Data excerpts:

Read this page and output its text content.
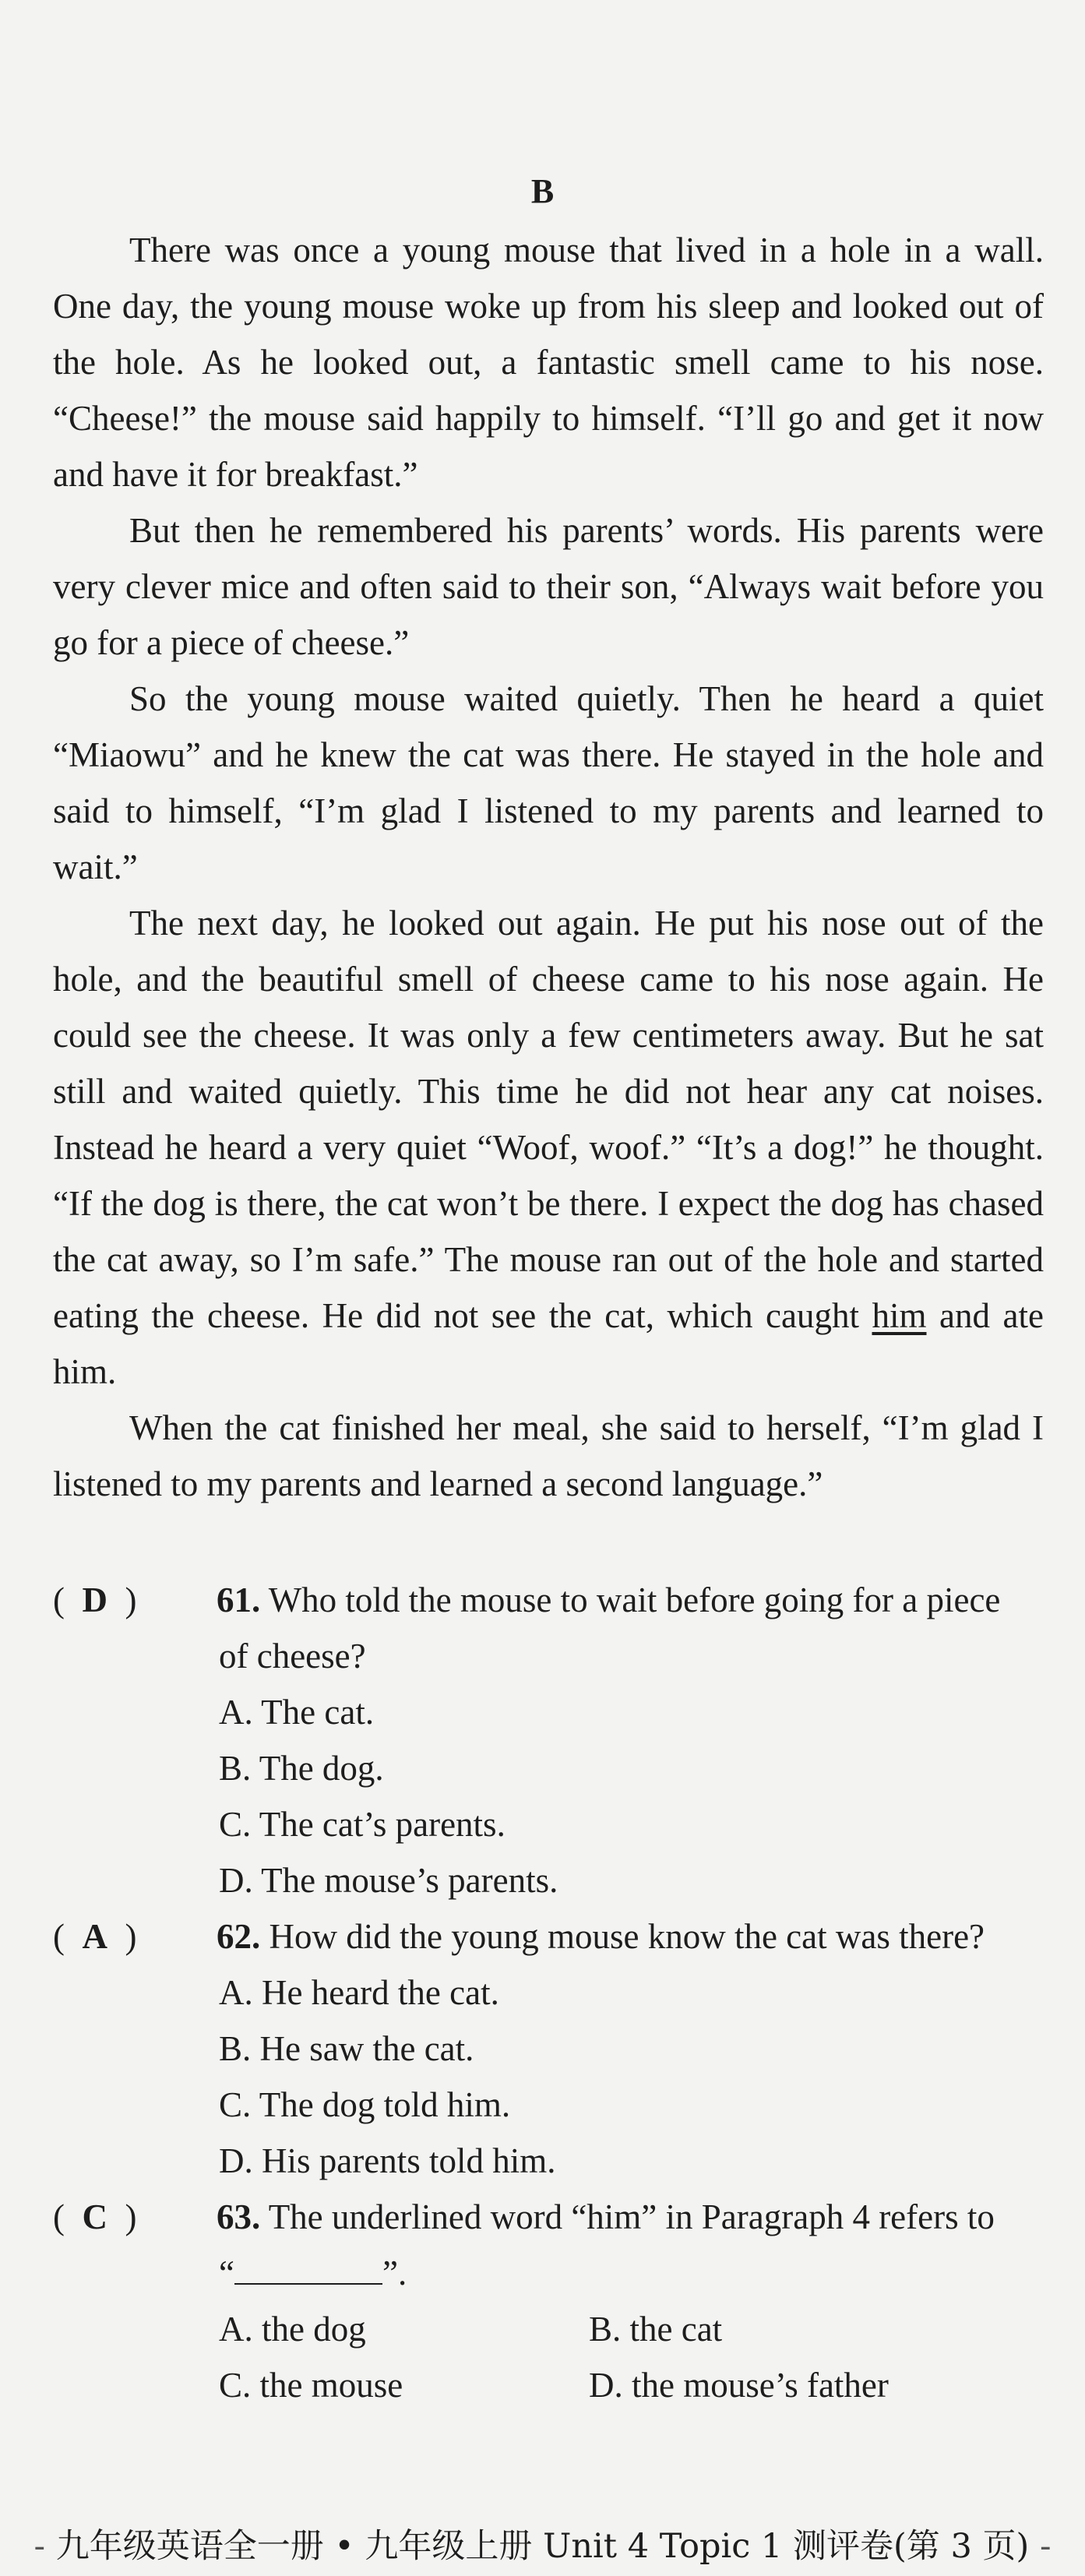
B

There was once a young mouse that lived in a hole in a wall. One day, the young mouse woke up from his sleep and looked out of the hole. As he looked out, a fantastic smell came to his nose. “Cheese!” the mouse said happily to himself. “I’ll go and get it now and have it for breakfast.”

But then he remembered his parents’ words. His parents were very clever mice and often said to their son, “Always wait before you go for a piece of cheese.”

So the young mouse waited quietly. Then he heard a quiet “Miaowu” and he knew the cat was there. He stayed in the hole and said to himself, “I’m glad I listened to my parents and learned to wait.”

The next day, he looked out again. He put his nose out of the hole, and the beautiful smell of cheese came to his nose again. He could see the cheese. It was only a few centimeters away. But he sat still and waited quietly. This time he did not hear any cat noises. Instead he heard a very quiet “Woof, woof.” “It’s a dog!” he thought. “If the dog is there, the cat won’t be there. I expect the dog has chased the cat away, so I’m safe.” The mouse ran out of the hole and started eating the cheese. He did not see the cat, which caught him and ate him.

When the cat finished her meal, she said to herself, “I’m glad I listened to my parents and learned a second language.”

(  D  )	61. Who told the mouse to wait before going for a piece
of cheese?
A. The cat.
B. The dog.
C. The cat’s parents.
D. The mouse’s parents.
(  A  )	62. How did the young mouse know the cat was there?
A. He heard the cat.
B. He saw the cat.
C. The dog told him.
D. His parents told him.
(  C  )	63. The underlined word “him” in Paragraph 4 refers to
“	”.
A. the dog	B. the cat
C. the mouse	D. the mouse’s father
- 九年级英语全一册 • 九年级上册 Unit 4 Topic 1 测评卷(第 3 页) -
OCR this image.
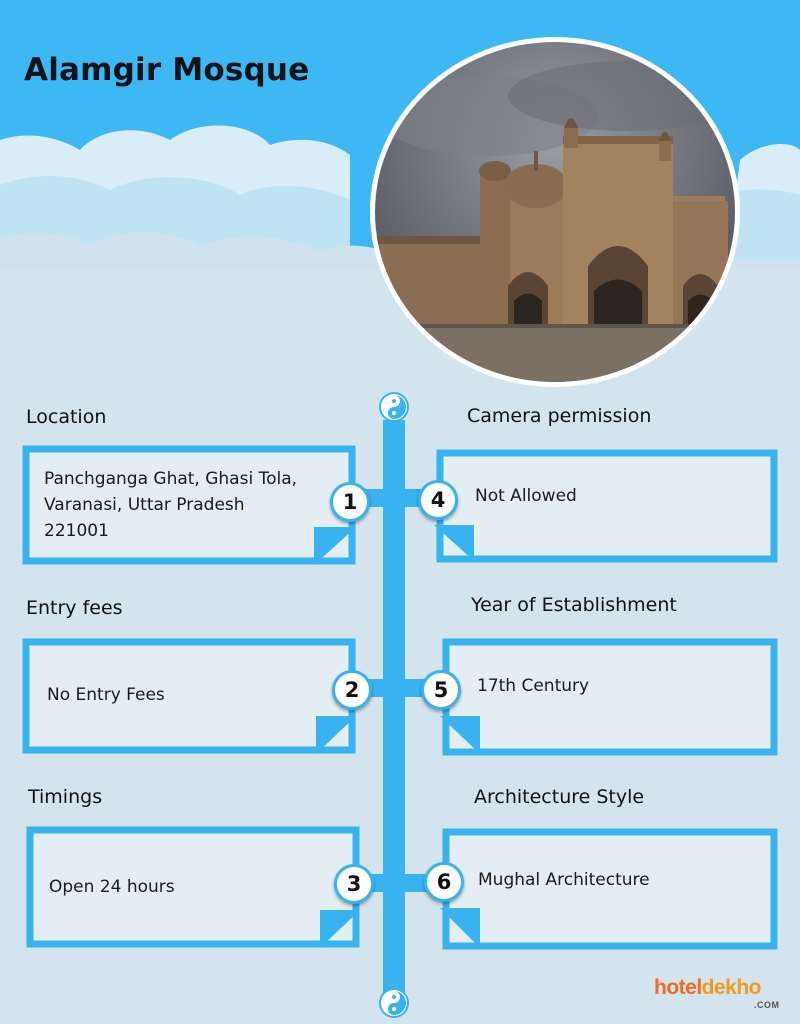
Alamgir Mosque
Location
Panchganga Ghat, Ghasi Tola, Varanasi, Uttar Pradesh 221001
Entry fees
No Entry Fees
Timings
Open 24 hours
Camera permission
Not Allowed
Year of Establishment
17th Century
Architecture Style
Mughal Architecture
1	4
2	5
3	6
hoteldekho
.COM
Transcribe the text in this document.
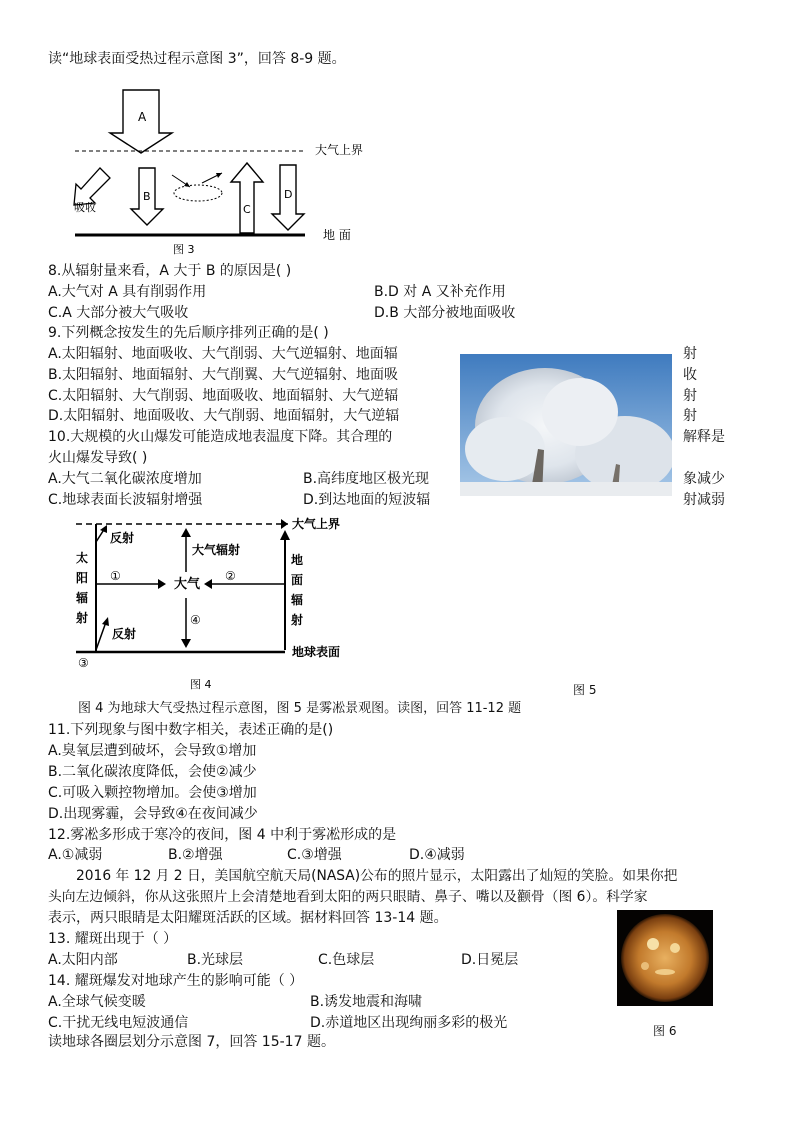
读“地球表面受热过程示意图 3”，回答 8-9 题。
A
大气上界
B
吸收	C
D
地 面
图 3
8.从辐射量来看，A 大于 B 的原因是( )
A.大气对 A 具有削弱作用	B.D 对 A 又补充作用
C.A 大部分被大气吸收	D.B 大部分被地面吸收
9.下列概念按发生的先后顺序排列正确的是( )
A.太阳辐射、地面吸收、大气削弱、大气逆辐射、地面辐	射
B.太阳辐射、地面辐射、大气削翼、大气逆辐射、地面吸	收
C.太阳辐射、大气削弱、地面吸收、地面辐射、大气逆辐	射
D.太阳辐射、地面吸收、大气削弱、地面辐射，大气逆辐	射
10.大规模的火山爆发可能造成地表温度下降。其合理的	解释是
火山爆发导致( )
A.大气二氧化碳浓度增加	B.高纬度地区极光现	象减少
C.地球表面长波辐射增强	D.到达地面的短波辐	射减弱
大气上界
太
阳
辐
射
地
面
辐
射
反射
①
大气
②
大气辐射
④
反射
③
地球表面
图 4	图 5
图 4 为地球大气受热过程示意图，图 5 是雾凇景观图。读图，回答 11-12 题
11.下列现象与图中数字相关，表述正确的是()
A.臭氧层遭到破坏，会导致①增加
B.二氧化碳浓度降低，会使②减少
C.可吸入颗控物增加。会使③增加
D.出现雾霾，会导致④在夜间减少
12.雾凇多形成于寒冷的夜间，图 4 中利于雾凇形成的是
A.①减弱	B.②增强	C.③增强	D.④减弱
2016 年 12 月 2 日，美国航空航天局(NASA)公布的照片显示，太阳露出了灿短的笑脸。如果你把
头向左边倾斜，你从这张照片上会清楚地看到太阳的两只眼睛、鼻子、嘴以及颧骨（图 6）。科学家
表示，两只眼睛是太阳耀斑活跃的区域。据材料回答 13-14 题。
13. 耀斑出现于（ ）
A.太阳内部	B.光球层	C.色球层	D.日冕层
14. 耀斑爆发对地球产生的影响可能（ ）
A.全球气候变暖	B.诱发地震和海啸
C.干扰无线电短波通信	D.赤道地区出现绚丽多彩的极光	图 6
读地球各圈层划分示意图 7，回答 15-17 题。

→ Set problem: Your answer should be a single number: the count of lines that contain "young".

→ Worked answer: 3